**WRITTEN REQUEST**
Retype every line of the data below word for word, with nothing changed.

**Spatial layout data**
****************

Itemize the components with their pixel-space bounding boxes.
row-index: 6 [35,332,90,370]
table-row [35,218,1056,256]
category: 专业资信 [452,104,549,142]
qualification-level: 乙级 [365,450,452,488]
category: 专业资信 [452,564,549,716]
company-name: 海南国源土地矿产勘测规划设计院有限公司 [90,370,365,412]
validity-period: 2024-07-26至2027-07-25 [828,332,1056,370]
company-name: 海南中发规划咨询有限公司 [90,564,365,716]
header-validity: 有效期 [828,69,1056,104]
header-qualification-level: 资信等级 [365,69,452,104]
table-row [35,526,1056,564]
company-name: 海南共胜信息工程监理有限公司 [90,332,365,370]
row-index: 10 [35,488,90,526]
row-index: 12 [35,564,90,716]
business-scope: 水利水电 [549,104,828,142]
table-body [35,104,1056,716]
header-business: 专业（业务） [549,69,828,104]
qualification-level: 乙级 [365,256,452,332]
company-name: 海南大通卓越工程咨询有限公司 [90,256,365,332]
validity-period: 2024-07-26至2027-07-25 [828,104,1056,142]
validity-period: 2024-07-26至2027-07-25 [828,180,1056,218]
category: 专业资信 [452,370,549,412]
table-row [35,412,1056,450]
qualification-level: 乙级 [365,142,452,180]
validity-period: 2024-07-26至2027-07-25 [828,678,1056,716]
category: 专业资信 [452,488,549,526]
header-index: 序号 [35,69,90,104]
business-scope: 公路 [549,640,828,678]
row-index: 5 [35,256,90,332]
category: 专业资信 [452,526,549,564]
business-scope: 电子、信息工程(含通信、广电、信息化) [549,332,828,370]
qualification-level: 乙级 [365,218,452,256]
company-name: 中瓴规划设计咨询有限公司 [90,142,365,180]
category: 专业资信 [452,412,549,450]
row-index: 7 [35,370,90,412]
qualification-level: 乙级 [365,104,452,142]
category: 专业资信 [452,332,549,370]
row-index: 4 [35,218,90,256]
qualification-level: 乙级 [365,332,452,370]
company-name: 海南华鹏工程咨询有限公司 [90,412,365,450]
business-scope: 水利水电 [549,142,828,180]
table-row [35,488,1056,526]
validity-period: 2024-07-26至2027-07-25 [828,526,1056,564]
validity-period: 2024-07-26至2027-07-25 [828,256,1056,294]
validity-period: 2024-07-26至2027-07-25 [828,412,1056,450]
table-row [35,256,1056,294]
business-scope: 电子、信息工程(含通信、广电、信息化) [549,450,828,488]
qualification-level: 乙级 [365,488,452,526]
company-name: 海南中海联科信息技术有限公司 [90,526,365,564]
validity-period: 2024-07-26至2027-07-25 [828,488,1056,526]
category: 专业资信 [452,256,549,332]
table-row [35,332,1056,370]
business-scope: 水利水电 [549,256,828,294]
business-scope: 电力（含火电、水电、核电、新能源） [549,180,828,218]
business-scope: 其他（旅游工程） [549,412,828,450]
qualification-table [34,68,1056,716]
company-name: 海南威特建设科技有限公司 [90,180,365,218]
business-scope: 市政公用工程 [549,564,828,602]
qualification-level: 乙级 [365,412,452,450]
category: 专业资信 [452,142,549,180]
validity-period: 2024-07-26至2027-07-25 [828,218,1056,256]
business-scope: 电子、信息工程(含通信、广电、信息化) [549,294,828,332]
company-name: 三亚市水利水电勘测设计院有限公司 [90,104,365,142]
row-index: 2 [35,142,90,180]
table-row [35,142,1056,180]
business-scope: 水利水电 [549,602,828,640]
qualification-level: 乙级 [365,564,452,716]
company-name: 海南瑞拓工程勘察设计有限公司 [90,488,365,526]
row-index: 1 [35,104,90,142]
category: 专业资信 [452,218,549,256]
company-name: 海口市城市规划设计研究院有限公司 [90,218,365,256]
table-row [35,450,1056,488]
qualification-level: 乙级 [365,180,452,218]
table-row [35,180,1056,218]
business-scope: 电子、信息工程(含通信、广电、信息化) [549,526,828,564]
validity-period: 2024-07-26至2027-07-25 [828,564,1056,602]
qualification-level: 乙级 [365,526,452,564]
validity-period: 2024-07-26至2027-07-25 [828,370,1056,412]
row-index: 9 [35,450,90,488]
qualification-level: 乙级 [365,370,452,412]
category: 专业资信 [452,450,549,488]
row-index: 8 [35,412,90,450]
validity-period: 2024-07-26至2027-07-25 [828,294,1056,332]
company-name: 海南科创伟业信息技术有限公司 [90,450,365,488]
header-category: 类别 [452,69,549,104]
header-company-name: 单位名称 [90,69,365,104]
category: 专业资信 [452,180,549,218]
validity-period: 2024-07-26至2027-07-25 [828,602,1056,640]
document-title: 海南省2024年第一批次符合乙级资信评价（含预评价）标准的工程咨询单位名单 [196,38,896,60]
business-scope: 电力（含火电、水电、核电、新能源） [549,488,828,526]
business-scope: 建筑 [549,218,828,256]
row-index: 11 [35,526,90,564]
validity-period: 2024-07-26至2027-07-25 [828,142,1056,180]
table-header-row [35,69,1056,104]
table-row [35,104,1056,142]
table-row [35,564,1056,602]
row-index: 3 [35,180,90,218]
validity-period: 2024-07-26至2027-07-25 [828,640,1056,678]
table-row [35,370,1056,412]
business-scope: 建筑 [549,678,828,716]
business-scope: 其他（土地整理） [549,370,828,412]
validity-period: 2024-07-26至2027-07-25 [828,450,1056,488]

****************

**REPLY TO THE EXERCISE**
Itemize the components with their pixel-space bounding boxes.
row-index: 6 [35,332,90,370]
table-row [35,218,1056,256]
category: 专业资信 [452,104,549,142]
qualification-level: 乙级 [365,450,452,488]
category: 专业资信 [452,564,549,716]
company-name: 海南国源土地矿产勘测规划设计院有限公司 [90,370,365,412]
validity-period: 2024-07-26至2027-07-25 [828,332,1056,370]
company-name: 海南中发规划咨询有限公司 [90,564,365,716]
header-validity: 有效期 [828,69,1056,104]
header-qualification-level: 资信等级 [365,69,452,104]
table-row [35,526,1056,564]
company-name: 海南共胜信息工程监理有限公司 [90,332,365,370]
row-index: 10 [35,488,90,526]
row-index: 12 [35,564,90,716]
business-scope: 水利水电 [549,104,828,142]
table-body [35,104,1056,716]
header-business: 专业（业务） [549,69,828,104]
qualification-level: 乙级 [365,256,452,332]
company-name: 海南大通卓越工程咨询有限公司 [90,256,365,332]
validity-period: 2024-07-26至2027-07-25 [828,104,1056,142]
validity-period: 2024-07-26至2027-07-25 [828,180,1056,218]
category: 专业资信 [452,370,549,412]
table-row [35,412,1056,450]
qualification-level: 乙级 [365,142,452,180]
validity-period: 2024-07-26至2027-07-25 [828,678,1056,716]
category: 专业资信 [452,488,549,526]
header-index: 序号 [35,69,90,104]
business-scope: 公路 [549,640,828,678]
row-index: 5 [35,256,90,332]
category: 专业资信 [452,526,549,564]
business-scope: 电子、信息工程(含通信、广电、信息化) [549,332,828,370]
qualification-level: 乙级 [365,218,452,256]
company-name: 中瓴规划设计咨询有限公司 [90,142,365,180]
category: 专业资信 [452,412,549,450]
row-index: 7 [35,370,90,412]
qualification-level: 乙级 [365,104,452,142]
category: 专业资信 [452,332,549,370]
row-index: 4 [35,218,90,256]
qualification-level: 乙级 [365,332,452,370]
company-name: 海南华鹏工程咨询有限公司 [90,412,365,450]
business-scope: 水利水电 [549,142,828,180]
table-row [35,488,1056,526]
validity-period: 2024-07-26至2027-07-25 [828,526,1056,564]
validity-period: 2024-07-26至2027-07-25 [828,256,1056,294]
validity-period: 2024-07-26至2027-07-25 [828,412,1056,450]
table-row [35,256,1056,294]
business-scope: 电子、信息工程(含通信、广电、信息化) [549,450,828,488]
qualification-level: 乙级 [365,488,452,526]
company-name: 海南中海联科信息技术有限公司 [90,526,365,564]
validity-period: 2024-07-26至2027-07-25 [828,488,1056,526]
category: 专业资信 [452,256,549,332]
table-row [35,332,1056,370]
business-scope: 水利水电 [549,256,828,294]
business-scope: 电力（含火电、水电、核电、新能源） [549,180,828,218]
business-scope: 其他（旅游工程） [549,412,828,450]
qualification-table [34,68,1056,716]
company-name: 海南威特建设科技有限公司 [90,180,365,218]
business-scope: 市政公用工程 [549,564,828,602]
qualification-level: 乙级 [365,412,452,450]
category: 专业资信 [452,142,549,180]
validity-period: 2024-07-26至2027-07-25 [828,218,1056,256]
business-scope: 电子、信息工程(含通信、广电、信息化) [549,294,828,332]
company-name: 三亚市水利水电勘测设计院有限公司 [90,104,365,142]
row-index: 2 [35,142,90,180]
table-row [35,142,1056,180]
business-scope: 水利水电 [549,602,828,640]
qualification-level: 乙级 [365,564,452,716]
company-name: 海南瑞拓工程勘察设计有限公司 [90,488,365,526]
row-index: 1 [35,104,90,142]
category: 专业资信 [452,218,549,256]
company-name: 海口市城市规划设计研究院有限公司 [90,218,365,256]
table-row [35,450,1056,488]
qualification-level: 乙级 [365,180,452,218]
table-row [35,180,1056,218]
business-scope: 电子、信息工程(含通信、广电、信息化) [549,526,828,564]
validity-period: 2024-07-26至2027-07-25 [828,564,1056,602]
qualification-level: 乙级 [365,526,452,564]
validity-period: 2024-07-26至2027-07-25 [828,370,1056,412]
row-index: 9 [35,450,90,488]
qualification-level: 乙级 [365,370,452,412]
category: 专业资信 [452,450,549,488]
row-index: 8 [35,412,90,450]
validity-period: 2024-07-26至2027-07-25 [828,294,1056,332]
company-name: 海南科创伟业信息技术有限公司 [90,450,365,488]
header-category: 类别 [452,69,549,104]
header-company-name: 单位名称 [90,69,365,104]
category: 专业资信 [452,180,549,218]
validity-period: 2024-07-26至2027-07-25 [828,602,1056,640]
document-title: 海南省2024年第一批次符合乙级资信评价（含预评价）标准的工程咨询单位名单 [196,38,896,60]
business-scope: 电力（含火电、水电、核电、新能源） [549,488,828,526]
business-scope: 建筑 [549,218,828,256]
row-index: 11 [35,526,90,564]
validity-period: 2024-07-26至2027-07-25 [828,142,1056,180]
table-header-row [35,69,1056,104]
table-row [35,104,1056,142]
table-row [35,564,1056,602]
row-index: 3 [35,180,90,218]
validity-period: 2024-07-26至2027-07-25 [828,640,1056,678]
table-row [35,370,1056,412]
business-scope: 建筑 [549,678,828,716]
business-scope: 其他（土地整理） [549,370,828,412]
validity-period: 2024-07-26至2027-07-25 [828,450,1056,488]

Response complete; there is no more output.